GOAL – Read through the data and count the lines that contain the string "converged"; give only the result.

EXERCISE MATERIAL –
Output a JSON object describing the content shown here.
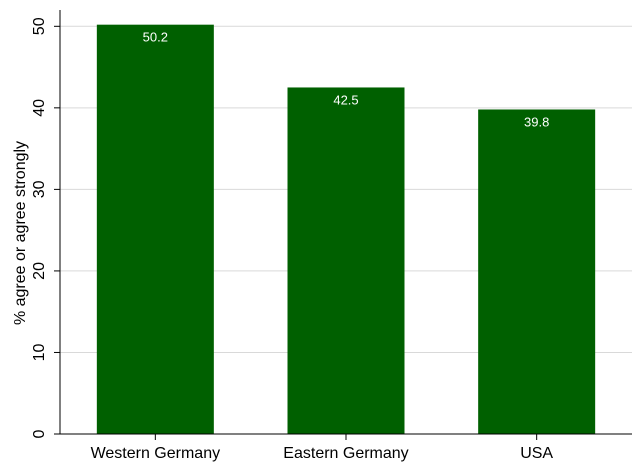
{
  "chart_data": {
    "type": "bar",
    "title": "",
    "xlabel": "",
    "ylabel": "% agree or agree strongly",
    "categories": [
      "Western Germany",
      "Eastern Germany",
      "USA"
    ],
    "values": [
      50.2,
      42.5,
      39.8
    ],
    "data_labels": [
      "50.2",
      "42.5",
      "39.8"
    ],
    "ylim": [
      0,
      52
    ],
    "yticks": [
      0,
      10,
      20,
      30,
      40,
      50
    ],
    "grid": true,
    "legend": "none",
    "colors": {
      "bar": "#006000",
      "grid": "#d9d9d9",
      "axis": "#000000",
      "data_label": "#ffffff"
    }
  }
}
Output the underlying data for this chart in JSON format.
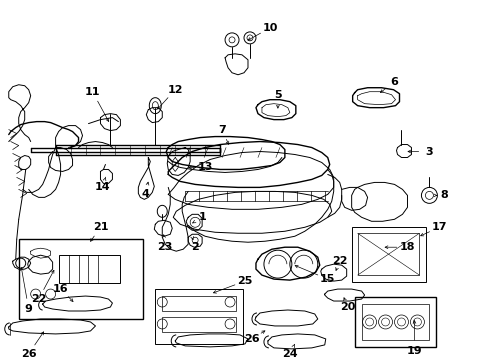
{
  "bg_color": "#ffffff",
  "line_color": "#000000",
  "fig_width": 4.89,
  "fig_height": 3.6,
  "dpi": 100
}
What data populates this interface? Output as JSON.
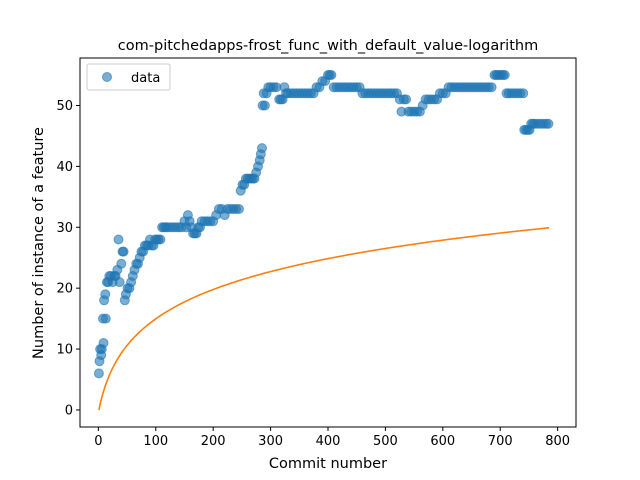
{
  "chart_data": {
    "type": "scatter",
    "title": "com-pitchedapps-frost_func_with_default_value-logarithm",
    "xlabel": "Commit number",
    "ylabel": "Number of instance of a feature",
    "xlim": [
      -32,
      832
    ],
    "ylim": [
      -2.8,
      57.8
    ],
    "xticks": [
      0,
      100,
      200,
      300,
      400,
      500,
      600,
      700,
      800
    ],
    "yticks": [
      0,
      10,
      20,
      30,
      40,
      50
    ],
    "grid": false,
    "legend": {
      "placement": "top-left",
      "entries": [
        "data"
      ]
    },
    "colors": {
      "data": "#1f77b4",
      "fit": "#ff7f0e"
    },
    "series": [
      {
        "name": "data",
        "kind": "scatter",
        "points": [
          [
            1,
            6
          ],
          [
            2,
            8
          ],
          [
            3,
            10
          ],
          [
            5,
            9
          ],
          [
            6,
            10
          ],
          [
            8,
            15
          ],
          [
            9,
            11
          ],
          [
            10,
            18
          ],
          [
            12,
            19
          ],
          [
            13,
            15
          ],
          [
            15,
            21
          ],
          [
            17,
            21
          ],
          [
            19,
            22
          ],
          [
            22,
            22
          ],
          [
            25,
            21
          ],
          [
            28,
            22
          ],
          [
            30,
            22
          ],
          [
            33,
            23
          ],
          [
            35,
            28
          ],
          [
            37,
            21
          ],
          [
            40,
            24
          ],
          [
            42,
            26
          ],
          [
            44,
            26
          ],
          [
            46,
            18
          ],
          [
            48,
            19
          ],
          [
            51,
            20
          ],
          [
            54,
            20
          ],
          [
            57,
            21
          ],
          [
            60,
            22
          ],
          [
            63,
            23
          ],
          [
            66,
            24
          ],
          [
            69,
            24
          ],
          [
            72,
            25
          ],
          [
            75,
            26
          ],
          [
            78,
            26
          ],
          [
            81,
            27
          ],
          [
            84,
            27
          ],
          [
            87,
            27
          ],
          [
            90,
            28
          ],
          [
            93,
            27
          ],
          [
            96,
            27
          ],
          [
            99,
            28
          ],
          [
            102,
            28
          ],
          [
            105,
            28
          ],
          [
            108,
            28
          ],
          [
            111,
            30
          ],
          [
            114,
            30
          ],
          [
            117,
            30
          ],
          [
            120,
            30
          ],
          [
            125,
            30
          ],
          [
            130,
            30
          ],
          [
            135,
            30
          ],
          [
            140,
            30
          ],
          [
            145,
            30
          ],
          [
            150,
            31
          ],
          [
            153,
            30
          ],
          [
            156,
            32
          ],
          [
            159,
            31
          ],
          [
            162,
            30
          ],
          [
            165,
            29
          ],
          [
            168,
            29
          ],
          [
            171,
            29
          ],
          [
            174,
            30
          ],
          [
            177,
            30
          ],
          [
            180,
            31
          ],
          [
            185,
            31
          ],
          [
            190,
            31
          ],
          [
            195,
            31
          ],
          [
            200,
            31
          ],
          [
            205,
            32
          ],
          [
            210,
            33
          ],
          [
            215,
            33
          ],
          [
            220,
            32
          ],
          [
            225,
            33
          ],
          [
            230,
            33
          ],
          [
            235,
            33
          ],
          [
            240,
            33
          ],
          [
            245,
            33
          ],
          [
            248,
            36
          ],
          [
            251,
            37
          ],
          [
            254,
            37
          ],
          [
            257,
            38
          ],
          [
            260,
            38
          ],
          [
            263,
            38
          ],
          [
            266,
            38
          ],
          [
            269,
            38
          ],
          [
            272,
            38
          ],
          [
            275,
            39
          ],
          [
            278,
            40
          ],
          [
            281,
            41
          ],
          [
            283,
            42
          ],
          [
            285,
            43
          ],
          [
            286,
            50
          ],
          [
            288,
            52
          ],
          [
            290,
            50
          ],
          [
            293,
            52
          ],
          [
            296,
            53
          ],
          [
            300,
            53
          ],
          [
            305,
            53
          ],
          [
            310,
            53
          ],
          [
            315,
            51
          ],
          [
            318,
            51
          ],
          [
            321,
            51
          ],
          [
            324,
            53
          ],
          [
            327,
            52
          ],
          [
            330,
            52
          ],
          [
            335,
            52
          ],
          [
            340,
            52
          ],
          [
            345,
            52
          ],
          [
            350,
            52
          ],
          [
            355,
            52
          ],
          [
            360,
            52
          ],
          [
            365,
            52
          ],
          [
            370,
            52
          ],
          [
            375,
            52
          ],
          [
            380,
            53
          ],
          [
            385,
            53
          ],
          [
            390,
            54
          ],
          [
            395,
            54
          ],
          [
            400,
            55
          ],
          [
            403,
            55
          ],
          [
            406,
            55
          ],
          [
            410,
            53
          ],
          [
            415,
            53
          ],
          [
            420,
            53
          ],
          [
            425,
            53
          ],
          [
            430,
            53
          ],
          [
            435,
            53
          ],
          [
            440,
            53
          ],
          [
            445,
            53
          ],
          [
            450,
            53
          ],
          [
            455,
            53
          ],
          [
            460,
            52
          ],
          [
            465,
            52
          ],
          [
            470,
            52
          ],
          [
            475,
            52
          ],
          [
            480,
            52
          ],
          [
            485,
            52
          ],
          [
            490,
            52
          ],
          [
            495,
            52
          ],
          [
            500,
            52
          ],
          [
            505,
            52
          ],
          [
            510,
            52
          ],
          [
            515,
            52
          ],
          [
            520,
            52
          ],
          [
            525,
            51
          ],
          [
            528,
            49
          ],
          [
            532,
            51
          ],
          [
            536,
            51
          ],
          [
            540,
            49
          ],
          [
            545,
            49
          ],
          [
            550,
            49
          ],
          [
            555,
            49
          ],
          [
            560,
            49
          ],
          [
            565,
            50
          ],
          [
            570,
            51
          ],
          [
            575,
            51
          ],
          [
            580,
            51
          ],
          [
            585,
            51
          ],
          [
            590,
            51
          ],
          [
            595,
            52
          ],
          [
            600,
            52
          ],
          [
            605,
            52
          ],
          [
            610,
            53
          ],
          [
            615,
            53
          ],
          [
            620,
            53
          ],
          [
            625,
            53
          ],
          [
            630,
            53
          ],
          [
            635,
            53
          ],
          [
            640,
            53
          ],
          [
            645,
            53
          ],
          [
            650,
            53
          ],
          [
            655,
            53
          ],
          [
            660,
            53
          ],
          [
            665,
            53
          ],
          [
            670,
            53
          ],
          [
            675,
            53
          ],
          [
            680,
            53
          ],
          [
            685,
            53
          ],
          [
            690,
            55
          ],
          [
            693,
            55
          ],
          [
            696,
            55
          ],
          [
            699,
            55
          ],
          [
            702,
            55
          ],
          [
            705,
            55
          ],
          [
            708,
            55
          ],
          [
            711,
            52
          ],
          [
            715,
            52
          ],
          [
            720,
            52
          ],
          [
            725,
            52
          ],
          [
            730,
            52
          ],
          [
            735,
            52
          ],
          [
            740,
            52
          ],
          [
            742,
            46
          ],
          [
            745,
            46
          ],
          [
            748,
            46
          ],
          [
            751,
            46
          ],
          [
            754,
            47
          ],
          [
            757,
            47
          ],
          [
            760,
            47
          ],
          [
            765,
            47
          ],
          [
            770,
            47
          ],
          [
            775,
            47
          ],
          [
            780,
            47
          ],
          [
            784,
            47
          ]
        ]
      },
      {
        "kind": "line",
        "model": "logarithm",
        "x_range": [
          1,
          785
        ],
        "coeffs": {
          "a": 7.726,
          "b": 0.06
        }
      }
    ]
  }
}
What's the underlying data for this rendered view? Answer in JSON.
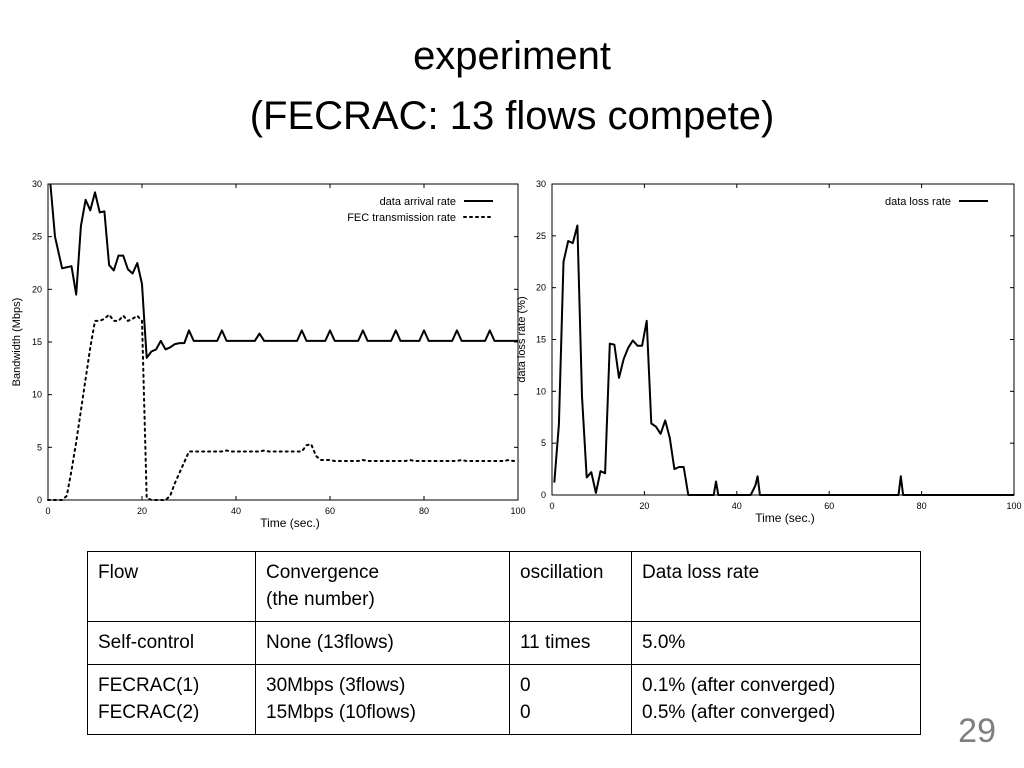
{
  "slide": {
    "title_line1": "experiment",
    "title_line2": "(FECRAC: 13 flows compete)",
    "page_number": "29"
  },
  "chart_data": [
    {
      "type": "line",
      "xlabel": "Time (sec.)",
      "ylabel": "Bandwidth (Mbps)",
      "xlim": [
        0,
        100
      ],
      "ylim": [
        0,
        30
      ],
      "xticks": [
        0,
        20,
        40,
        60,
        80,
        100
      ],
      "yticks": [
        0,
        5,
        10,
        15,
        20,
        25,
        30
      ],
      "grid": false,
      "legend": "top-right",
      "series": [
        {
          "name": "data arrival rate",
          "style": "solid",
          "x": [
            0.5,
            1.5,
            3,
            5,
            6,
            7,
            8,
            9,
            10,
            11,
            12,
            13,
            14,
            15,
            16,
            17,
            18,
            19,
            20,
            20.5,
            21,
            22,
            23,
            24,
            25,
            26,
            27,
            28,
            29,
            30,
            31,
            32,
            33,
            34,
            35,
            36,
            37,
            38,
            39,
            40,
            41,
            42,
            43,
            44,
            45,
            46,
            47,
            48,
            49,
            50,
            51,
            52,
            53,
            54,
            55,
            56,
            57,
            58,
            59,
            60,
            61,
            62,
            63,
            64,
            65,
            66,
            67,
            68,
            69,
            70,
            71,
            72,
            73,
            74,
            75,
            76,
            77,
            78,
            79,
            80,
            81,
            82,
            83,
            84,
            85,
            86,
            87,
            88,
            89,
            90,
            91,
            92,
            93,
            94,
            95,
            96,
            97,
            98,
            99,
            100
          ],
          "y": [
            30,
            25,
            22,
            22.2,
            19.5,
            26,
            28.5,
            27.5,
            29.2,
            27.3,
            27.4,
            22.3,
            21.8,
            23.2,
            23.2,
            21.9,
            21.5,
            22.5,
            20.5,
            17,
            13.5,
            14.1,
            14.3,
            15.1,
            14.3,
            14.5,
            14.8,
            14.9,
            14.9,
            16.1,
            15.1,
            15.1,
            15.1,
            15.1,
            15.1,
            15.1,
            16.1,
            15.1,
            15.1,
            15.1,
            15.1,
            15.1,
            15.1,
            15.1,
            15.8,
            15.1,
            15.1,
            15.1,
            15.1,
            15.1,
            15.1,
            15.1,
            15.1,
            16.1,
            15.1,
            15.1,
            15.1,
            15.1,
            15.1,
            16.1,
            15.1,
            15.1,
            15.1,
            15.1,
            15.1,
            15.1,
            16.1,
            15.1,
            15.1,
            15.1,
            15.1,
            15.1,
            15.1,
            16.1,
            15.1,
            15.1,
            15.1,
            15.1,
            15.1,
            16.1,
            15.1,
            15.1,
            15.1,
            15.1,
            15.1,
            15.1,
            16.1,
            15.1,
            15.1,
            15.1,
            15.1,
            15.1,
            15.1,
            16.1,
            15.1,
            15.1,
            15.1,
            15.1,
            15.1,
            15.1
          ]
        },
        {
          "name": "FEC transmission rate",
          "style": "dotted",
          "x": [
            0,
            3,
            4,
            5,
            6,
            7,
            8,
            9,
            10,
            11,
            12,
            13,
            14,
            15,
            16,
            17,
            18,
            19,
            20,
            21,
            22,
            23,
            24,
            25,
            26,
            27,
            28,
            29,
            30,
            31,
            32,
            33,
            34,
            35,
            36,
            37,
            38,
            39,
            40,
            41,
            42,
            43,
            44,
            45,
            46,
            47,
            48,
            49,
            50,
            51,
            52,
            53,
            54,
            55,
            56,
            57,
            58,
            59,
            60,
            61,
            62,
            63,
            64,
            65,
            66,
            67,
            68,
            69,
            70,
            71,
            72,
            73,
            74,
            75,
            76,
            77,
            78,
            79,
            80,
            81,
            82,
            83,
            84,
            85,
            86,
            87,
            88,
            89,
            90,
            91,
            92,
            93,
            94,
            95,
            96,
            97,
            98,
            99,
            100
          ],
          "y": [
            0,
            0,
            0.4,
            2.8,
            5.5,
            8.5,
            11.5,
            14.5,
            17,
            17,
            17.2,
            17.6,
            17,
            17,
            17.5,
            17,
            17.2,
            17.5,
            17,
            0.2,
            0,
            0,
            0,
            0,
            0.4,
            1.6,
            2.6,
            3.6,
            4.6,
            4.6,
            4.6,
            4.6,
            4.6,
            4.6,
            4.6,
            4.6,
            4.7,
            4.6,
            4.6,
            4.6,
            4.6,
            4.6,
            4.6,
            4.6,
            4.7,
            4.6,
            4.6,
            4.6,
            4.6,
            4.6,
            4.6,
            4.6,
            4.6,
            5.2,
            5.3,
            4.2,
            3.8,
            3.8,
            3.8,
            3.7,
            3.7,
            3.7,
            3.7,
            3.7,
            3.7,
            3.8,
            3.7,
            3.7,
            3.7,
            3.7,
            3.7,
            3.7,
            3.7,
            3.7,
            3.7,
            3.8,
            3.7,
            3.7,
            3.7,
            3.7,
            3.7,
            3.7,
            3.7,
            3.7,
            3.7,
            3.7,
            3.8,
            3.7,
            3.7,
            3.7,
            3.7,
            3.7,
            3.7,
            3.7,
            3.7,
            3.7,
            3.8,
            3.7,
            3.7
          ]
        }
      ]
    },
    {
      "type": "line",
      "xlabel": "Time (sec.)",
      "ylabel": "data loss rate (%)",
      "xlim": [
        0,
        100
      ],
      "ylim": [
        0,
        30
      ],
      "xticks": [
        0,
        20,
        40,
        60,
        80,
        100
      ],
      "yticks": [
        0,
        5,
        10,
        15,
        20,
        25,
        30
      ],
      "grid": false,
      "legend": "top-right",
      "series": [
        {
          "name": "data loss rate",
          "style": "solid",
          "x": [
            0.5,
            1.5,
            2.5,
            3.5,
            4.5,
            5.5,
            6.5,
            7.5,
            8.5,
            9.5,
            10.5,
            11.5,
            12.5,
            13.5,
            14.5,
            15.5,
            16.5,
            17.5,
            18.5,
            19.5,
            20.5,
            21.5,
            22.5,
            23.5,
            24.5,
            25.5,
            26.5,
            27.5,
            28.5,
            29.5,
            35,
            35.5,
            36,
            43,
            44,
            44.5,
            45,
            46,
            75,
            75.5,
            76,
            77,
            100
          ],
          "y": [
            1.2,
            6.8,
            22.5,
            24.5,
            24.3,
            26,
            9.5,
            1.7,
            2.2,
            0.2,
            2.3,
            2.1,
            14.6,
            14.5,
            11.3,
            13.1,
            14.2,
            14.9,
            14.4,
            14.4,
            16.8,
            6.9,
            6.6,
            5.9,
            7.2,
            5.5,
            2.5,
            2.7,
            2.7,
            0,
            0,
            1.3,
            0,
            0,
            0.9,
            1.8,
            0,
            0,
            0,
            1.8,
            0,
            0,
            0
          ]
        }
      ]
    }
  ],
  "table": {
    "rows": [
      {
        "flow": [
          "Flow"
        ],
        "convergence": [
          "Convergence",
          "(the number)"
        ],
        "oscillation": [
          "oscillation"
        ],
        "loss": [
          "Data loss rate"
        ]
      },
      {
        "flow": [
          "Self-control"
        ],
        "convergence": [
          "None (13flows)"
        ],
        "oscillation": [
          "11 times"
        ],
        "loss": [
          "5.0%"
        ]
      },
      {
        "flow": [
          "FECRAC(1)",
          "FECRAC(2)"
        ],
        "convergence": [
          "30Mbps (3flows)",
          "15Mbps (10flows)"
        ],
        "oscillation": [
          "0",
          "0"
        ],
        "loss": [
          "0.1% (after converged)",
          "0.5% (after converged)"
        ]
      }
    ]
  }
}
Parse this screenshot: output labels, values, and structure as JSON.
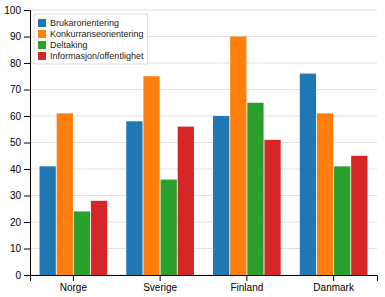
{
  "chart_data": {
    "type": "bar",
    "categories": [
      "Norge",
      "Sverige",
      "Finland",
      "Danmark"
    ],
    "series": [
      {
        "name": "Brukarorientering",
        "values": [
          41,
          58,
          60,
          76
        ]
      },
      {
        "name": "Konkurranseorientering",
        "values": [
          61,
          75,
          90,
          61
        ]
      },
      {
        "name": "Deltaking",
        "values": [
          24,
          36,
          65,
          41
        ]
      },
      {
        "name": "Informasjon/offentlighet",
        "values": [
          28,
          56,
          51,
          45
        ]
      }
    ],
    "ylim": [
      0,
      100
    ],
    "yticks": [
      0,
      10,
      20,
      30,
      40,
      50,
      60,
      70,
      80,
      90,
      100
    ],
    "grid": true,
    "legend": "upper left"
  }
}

RESULT FOR THIS EXERCISE – 2